Search the records for the word "由于异染色质结构的高度螺旋" and report each line that has it.

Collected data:
------------------------------------

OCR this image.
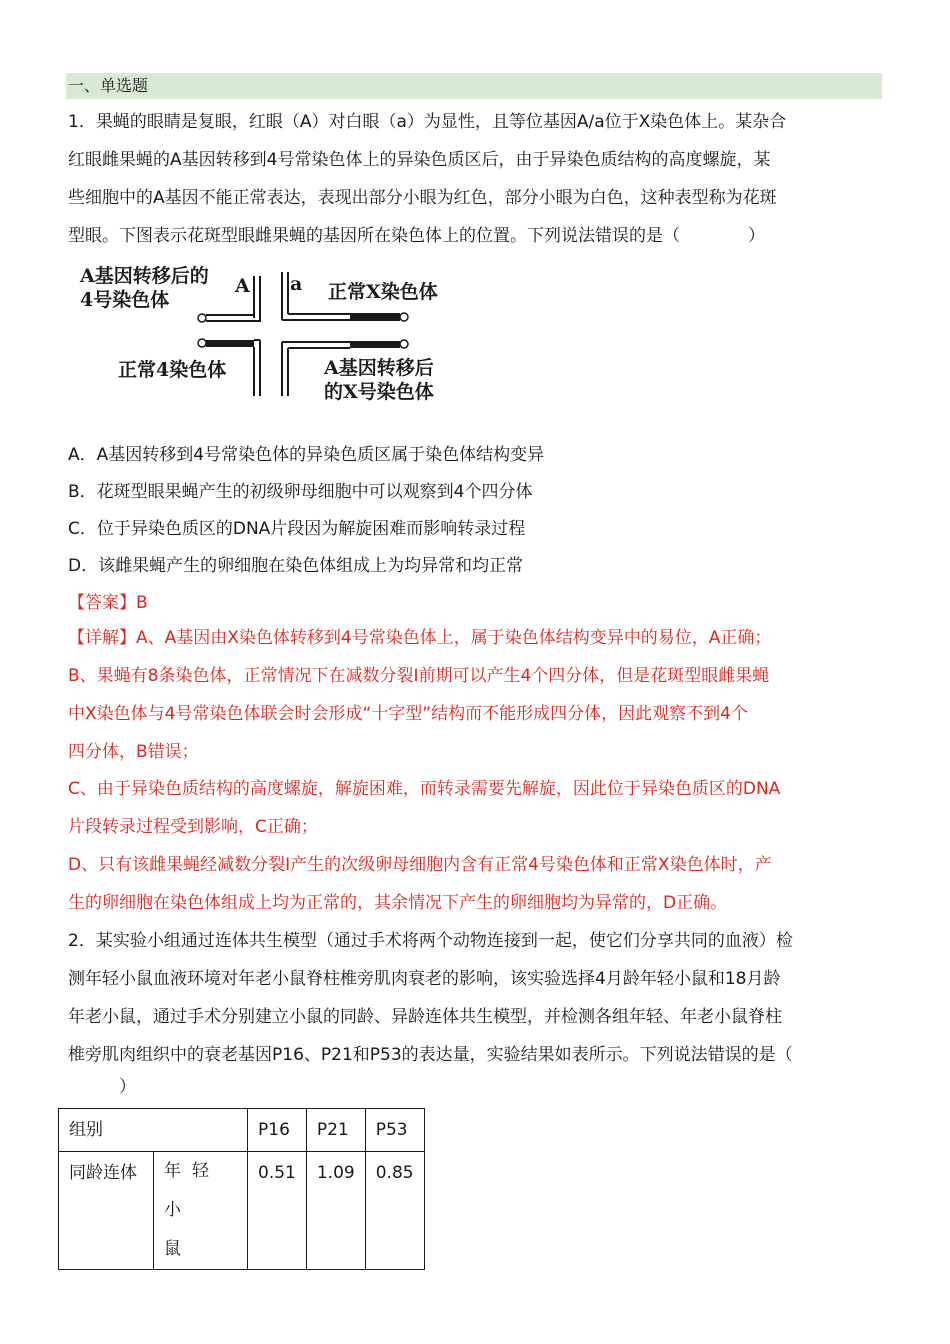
一、单选题

1．果蝇的眼睛是复眼，红眼（A）对白眼（a）为显性，且等位基因A/a位于X染色体上。某杂合

红眼雌果蝇的A基因转移到4号常染色体上的异染色质区后，由于异染色质结构的高度螺旋，某

些细胞中的A基因不能正常表达，表现出部分小眼为红色，部分小眼为白色，这种表型称为花斑

型眼。下图表示花斑型眼雌果蝇的基因所在染色体上的位置。下列说法错误的是（　　　　）

A基因转移后的
4号染色体
A a 正常X染色体
正常4染色体	A基因转移后
的X号染色体
A．A基因转移到4号常染色体的异染色质区属于染色体结构变异
B．花斑型眼果蝇产生的初级卵母细胞中可以观察到4个四分体
C．位于异染色质区的DNA片段因为解旋困难而影响转录过程
D．该雌果蝇产生的卵细胞在染色体组成上为均异常和均正常
【答案】B

【详解】A、A基因由X染色体转移到4号常染色体上，属于染色体结构变异中的易位，A正确；

B、果蝇有8条染色体，正常情况下在减数分裂Ⅰ前期可以产生4个四分体，但是花斑型眼雌果蝇

中X染色体与4号常染色体联会时会形成“十字型”结构而不能形成四分体，因此观察不到4个

四分体，B错误；

C、由于异染色质结构的高度螺旋，解旋困难，而转录需要先解旋，因此位于异染色质区的DNA

片段转录过程受到影响，C正确；

D、只有该雌果蝇经减数分裂Ⅰ产生的次级卵母细胞内含有正常4号染色体和正常X染色体时，产

生的卵细胞在染色体组成上均为正常的，其余情况下产生的卵细胞均为异常的，D正确。

2．某实验小组通过连体共生模型（通过手术将两个动物连接到一起，使它们分享共同的血液）检

测年轻小鼠血液环境对年老小鼠脊柱椎旁肌肉衰老的影响，该实验选择4月龄年轻小鼠和18月龄

年老小鼠，通过手术分别建立小鼠的同龄、异龄连体共生模型，并检测各组年轻、年老小鼠脊柱

椎旁肌肉组织中的衰老基因P16、P21和P53的表达量，实验结果如表所示。下列说法错误的是（

　　　）

组别		P16	P21	P53
同龄连体	年轻小
鼠	0.51	1.09	0.85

------------------------------------

Correct answer →
红眼雌果蝇的A基因转移到4号常染色体上的异染色质区后，由于异染色质结构的高度螺旋，某
C、由于异染色质结构的高度螺旋，解旋困难，而转录需要先解旋，因此位于异染色质区的DNA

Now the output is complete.